GIVEN REQUEST: Locate and copy each line in the data that contains the word "development".

= = = =

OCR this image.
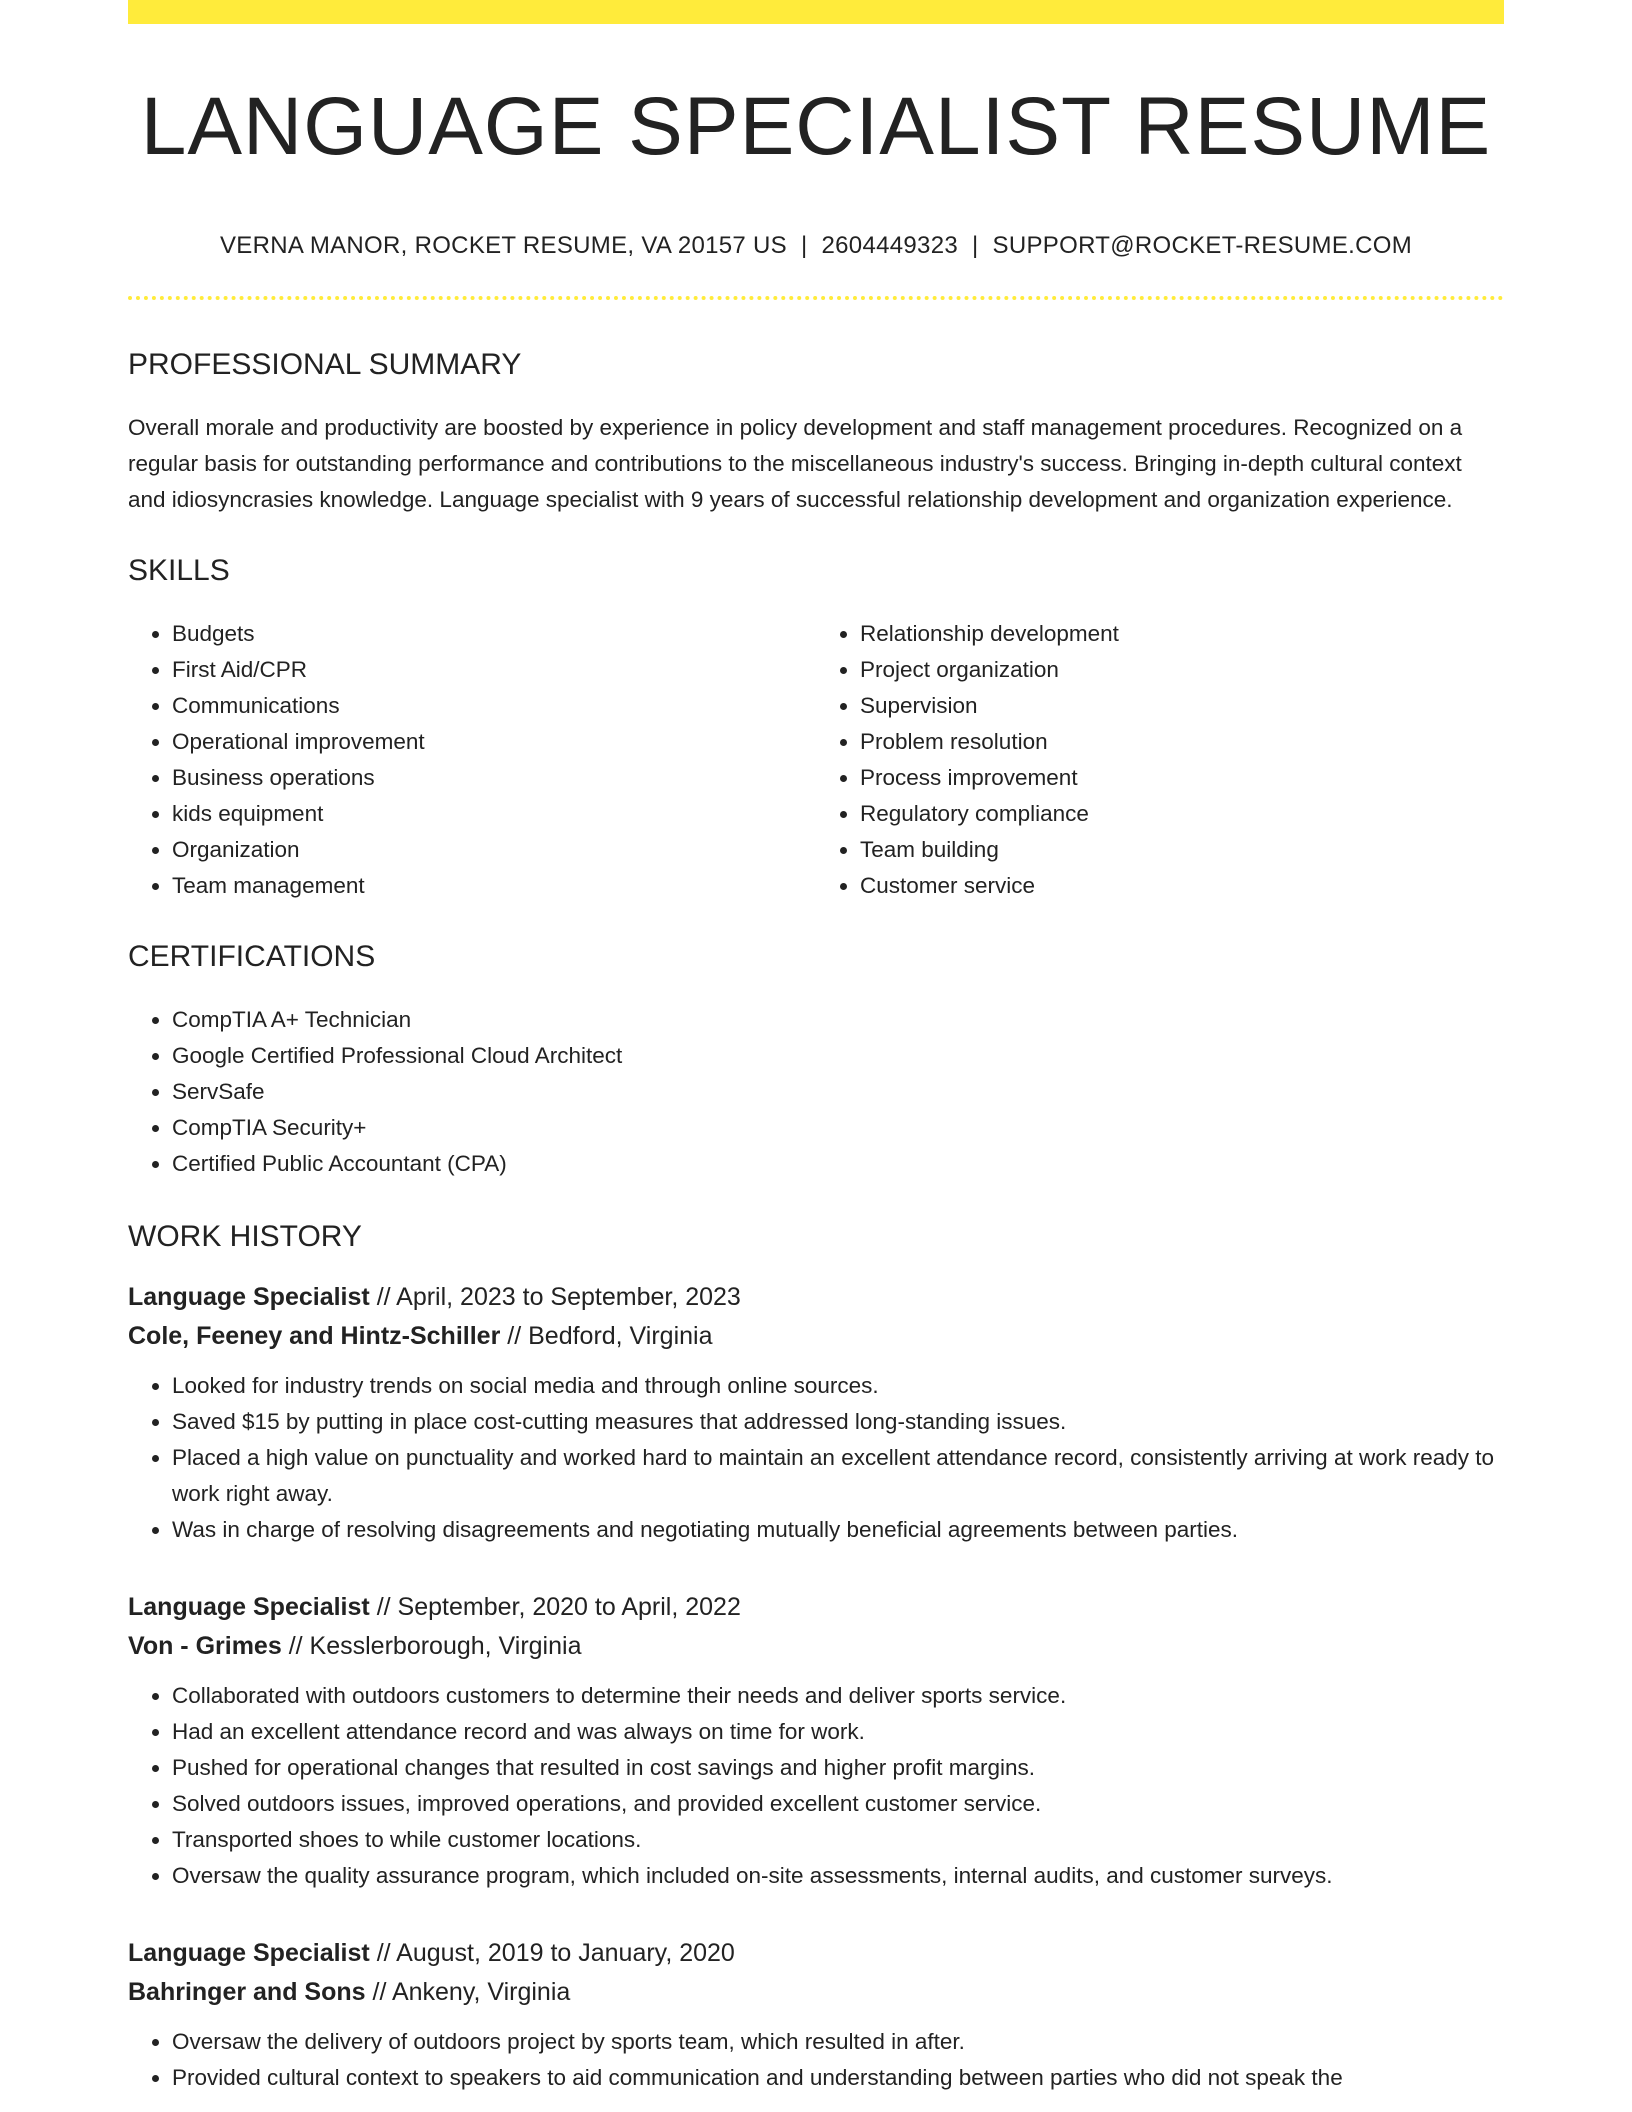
LANGUAGE SPECIALIST RESUME
VERNA MANOR, ROCKET RESUME, VA 20157 US | 2604449323 | SUPPORT@ROCKET-RESUME.COM
PROFESSIONAL SUMMARY
Overall morale and productivity are boosted by experience in policy development and staff management procedures. Recognized on a regular basis for outstanding performance and contributions to the miscellaneous industry's success. Bringing in-depth cultural context and idiosyncrasies knowledge. Language specialist with 9 years of successful relationship development and organization experience.
SKILLS
• Budgets
• First Aid/CPR
• Communications
• Operational improvement
• Business operations
• kids equipment
• Organization
• Team management
• Relationship development
• Project organization
• Supervision
• Problem resolution
• Process improvement
• Regulatory compliance
• Team building
• Customer service
CERTIFICATIONS
• CompTIA A+ Technician
• Google Certified Professional Cloud Architect
• ServSafe
• CompTIA Security+
• Certified Public Accountant (CPA)
WORK HISTORY
Language Specialist // April, 2023 to September, 2023
Cole, Feeney and Hintz-Schiller // Bedford, Virginia
• Looked for industry trends on social media and through online sources.
• Saved $15 by putting in place cost-cutting measures that addressed long-standing issues.
• Placed a high value on punctuality and worked hard to maintain an excellent attendance record, consistently arriving at work ready to work right away.
• Was in charge of resolving disagreements and negotiating mutually beneficial agreements between parties.
Language Specialist // September, 2020 to April, 2022
Von - Grimes // Kesslerborough, Virginia
• Collaborated with outdoors customers to determine their needs and deliver sports service.
• Had an excellent attendance record and was always on time for work.
• Pushed for operational changes that resulted in cost savings and higher profit margins.
• Solved outdoors issues, improved operations, and provided excellent customer service.
• Transported shoes to while customer locations.
• Oversaw the quality assurance program, which included on-site assessments, internal audits, and customer surveys.
Language Specialist // August, 2019 to January, 2020
Bahringer and Sons // Ankeny, Virginia
• Oversaw the delivery of outdoors project by sports team, which resulted in after.
• Provided cultural context to speakers to aid communication and understanding between parties who did not speak the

= = = =

THE COMPLETED TASK:
Overall morale and productivity are boosted by experience in policy development and staff management procedures. Recognized on a regular basis for outstanding performance and contributions to the miscellaneous industry's success. Bringing in-depth cultural context and idiosyncrasies knowledge. Language specialist with 9 years of successful relationship development and organization experience.
• Relationship development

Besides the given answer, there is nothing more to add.